Filter the data for lines with the word "fill", then copy every line so identified.

- _Data records_
···

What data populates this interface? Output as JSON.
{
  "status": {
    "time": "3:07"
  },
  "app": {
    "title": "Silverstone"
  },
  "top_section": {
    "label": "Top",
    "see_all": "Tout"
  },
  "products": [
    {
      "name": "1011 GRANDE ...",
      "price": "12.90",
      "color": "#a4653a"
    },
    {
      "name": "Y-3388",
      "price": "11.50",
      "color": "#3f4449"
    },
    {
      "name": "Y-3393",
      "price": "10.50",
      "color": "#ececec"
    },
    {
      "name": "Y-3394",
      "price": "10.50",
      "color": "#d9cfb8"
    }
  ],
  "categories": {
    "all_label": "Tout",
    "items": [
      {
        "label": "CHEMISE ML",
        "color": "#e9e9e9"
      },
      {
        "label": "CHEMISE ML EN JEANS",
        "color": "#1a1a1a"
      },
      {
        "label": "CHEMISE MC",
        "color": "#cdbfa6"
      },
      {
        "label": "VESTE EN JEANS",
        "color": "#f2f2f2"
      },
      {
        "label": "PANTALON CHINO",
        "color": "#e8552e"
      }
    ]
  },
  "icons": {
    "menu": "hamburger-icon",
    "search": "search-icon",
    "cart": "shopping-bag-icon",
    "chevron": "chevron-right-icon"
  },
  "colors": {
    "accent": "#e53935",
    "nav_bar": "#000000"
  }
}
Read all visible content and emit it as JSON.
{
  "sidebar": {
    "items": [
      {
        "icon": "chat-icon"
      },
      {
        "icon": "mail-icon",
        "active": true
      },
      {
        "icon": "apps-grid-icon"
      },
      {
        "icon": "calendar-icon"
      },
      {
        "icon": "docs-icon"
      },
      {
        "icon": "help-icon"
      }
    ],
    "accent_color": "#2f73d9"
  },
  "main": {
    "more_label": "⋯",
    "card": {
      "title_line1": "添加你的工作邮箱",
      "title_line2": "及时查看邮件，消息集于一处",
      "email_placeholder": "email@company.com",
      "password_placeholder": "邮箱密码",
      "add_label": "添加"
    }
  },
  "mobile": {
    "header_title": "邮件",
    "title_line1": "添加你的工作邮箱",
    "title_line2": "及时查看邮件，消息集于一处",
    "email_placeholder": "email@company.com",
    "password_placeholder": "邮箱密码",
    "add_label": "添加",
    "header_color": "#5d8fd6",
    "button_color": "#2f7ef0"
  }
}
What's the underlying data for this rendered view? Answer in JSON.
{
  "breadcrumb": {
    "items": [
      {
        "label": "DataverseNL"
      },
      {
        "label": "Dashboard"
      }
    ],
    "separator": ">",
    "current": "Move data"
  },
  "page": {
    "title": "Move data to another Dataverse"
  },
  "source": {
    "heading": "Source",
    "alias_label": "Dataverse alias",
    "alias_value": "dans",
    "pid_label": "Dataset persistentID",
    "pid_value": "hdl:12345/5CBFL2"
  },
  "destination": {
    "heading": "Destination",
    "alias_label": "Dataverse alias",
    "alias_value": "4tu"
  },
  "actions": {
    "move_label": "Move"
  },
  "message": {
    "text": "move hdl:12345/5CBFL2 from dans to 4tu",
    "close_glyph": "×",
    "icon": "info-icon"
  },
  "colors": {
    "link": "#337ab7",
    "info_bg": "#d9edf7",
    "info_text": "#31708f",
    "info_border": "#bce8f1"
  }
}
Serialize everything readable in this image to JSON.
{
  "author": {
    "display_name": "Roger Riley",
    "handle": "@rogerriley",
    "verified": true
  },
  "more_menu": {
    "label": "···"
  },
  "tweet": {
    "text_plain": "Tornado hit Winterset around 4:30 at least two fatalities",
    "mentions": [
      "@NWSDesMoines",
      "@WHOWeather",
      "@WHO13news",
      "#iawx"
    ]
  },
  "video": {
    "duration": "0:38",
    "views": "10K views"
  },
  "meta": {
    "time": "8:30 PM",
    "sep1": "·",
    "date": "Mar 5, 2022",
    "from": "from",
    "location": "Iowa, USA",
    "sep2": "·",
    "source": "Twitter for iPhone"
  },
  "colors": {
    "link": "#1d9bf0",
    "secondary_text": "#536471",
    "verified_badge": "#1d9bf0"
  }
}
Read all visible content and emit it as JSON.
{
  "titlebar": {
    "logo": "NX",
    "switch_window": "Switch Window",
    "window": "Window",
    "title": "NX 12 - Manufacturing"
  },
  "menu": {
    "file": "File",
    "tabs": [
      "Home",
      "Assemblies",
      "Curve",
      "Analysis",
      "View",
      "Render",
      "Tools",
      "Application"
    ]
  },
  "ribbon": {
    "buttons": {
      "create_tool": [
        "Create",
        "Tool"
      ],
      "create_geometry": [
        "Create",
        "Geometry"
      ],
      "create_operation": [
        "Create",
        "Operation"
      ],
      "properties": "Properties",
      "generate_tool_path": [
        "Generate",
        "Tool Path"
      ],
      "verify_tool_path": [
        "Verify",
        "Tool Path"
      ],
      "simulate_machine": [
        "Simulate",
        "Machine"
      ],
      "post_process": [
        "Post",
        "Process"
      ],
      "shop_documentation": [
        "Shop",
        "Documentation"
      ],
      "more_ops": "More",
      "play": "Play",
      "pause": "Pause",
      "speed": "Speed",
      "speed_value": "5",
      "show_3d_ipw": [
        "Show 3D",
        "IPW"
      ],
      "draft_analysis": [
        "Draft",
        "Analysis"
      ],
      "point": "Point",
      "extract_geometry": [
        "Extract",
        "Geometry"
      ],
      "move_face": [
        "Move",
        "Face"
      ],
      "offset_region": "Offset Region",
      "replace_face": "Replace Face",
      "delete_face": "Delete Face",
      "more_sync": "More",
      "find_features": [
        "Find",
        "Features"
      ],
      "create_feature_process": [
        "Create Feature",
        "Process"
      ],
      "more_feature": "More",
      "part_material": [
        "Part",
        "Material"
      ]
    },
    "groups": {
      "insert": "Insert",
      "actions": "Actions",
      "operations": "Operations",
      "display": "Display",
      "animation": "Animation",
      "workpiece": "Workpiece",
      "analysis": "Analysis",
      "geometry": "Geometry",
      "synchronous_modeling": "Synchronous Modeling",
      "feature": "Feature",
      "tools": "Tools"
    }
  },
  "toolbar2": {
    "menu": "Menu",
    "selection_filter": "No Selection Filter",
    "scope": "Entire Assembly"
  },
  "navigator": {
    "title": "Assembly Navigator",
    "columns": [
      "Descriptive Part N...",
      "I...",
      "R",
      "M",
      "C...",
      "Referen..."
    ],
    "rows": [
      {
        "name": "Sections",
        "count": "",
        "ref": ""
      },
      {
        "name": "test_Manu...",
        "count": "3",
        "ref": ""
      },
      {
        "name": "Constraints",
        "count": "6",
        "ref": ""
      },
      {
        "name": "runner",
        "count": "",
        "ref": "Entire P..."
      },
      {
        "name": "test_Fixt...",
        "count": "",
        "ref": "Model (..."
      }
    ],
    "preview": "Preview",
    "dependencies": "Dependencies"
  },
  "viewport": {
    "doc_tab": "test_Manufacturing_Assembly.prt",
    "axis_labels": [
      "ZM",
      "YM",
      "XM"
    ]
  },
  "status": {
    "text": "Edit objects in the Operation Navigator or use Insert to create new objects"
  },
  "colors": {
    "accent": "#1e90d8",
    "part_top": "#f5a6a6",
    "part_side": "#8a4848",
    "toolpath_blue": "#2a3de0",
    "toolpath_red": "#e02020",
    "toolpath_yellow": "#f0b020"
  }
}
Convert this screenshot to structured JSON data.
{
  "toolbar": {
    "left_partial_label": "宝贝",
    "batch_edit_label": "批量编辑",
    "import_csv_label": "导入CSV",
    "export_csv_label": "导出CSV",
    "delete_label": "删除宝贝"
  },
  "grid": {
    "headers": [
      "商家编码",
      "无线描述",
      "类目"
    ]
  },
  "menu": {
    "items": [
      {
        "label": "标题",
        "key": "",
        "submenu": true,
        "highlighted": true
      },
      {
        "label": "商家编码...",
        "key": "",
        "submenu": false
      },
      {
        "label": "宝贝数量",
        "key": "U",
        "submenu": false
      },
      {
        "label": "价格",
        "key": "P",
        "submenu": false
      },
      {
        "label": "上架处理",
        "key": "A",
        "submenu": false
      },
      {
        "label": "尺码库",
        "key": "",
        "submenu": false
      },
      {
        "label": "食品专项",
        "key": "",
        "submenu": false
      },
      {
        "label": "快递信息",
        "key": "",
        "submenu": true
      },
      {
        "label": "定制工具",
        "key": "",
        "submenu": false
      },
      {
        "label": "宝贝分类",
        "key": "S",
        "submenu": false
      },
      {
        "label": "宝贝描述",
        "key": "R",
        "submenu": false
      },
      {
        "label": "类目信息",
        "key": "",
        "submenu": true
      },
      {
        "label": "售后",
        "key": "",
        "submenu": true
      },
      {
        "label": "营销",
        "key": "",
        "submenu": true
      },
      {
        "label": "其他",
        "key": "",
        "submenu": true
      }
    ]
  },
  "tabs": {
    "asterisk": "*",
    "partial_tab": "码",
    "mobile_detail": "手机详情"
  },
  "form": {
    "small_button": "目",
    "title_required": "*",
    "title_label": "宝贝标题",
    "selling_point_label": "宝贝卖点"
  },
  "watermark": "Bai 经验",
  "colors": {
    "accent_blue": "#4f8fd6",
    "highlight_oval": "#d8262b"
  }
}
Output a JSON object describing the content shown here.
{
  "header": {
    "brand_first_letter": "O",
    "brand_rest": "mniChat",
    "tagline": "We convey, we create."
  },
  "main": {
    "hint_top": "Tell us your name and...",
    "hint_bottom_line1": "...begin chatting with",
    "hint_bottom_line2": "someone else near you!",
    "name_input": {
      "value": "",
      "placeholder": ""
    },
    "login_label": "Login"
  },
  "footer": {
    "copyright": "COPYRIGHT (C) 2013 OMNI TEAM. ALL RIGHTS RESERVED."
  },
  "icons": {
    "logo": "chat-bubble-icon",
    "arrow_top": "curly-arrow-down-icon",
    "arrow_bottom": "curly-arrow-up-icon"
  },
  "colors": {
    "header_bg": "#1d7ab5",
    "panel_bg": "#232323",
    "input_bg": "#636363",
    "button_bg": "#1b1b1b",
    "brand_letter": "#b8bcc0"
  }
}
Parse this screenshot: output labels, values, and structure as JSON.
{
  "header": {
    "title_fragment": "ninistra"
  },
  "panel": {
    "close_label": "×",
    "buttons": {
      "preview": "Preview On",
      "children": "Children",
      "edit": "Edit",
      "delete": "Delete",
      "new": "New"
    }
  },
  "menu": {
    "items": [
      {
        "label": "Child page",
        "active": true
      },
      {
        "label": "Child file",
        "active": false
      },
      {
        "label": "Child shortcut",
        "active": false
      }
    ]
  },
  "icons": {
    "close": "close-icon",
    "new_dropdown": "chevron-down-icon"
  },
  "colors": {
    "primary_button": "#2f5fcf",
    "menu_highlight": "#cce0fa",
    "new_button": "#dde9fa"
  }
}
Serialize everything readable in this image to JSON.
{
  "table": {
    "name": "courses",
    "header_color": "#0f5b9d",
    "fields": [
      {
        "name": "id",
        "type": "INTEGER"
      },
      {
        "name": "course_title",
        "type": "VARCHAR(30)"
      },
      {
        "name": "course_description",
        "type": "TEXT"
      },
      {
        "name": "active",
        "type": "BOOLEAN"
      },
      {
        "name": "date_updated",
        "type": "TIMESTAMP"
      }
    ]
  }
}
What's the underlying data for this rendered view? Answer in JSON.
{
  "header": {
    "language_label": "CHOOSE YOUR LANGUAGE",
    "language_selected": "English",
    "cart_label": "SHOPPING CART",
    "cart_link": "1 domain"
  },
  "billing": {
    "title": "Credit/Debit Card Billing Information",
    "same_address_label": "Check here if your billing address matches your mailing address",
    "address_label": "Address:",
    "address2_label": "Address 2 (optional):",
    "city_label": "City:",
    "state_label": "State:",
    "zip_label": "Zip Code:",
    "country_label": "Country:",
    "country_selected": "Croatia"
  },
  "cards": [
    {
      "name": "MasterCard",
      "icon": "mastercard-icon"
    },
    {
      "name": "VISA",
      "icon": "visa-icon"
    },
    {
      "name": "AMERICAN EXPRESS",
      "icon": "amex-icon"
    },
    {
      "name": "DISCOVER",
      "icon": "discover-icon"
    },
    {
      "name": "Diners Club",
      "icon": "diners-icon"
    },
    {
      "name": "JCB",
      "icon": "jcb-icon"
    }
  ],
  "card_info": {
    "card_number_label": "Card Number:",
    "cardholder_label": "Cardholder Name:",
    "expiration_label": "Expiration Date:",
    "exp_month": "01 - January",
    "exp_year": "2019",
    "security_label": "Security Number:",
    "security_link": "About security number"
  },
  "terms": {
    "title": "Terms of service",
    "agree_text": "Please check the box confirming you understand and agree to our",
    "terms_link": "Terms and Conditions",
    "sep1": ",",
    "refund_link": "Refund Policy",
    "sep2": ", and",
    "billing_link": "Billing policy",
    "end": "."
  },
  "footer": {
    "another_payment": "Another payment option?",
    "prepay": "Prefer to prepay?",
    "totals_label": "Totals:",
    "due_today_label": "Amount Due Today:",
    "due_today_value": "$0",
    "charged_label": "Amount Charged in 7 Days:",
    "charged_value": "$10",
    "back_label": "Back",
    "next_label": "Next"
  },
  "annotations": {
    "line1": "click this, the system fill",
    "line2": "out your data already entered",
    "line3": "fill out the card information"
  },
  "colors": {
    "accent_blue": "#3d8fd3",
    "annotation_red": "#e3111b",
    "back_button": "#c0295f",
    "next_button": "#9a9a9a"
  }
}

···

- _The response_
    "line1": "click this, the system fill",
    "line3": "fill out the card information"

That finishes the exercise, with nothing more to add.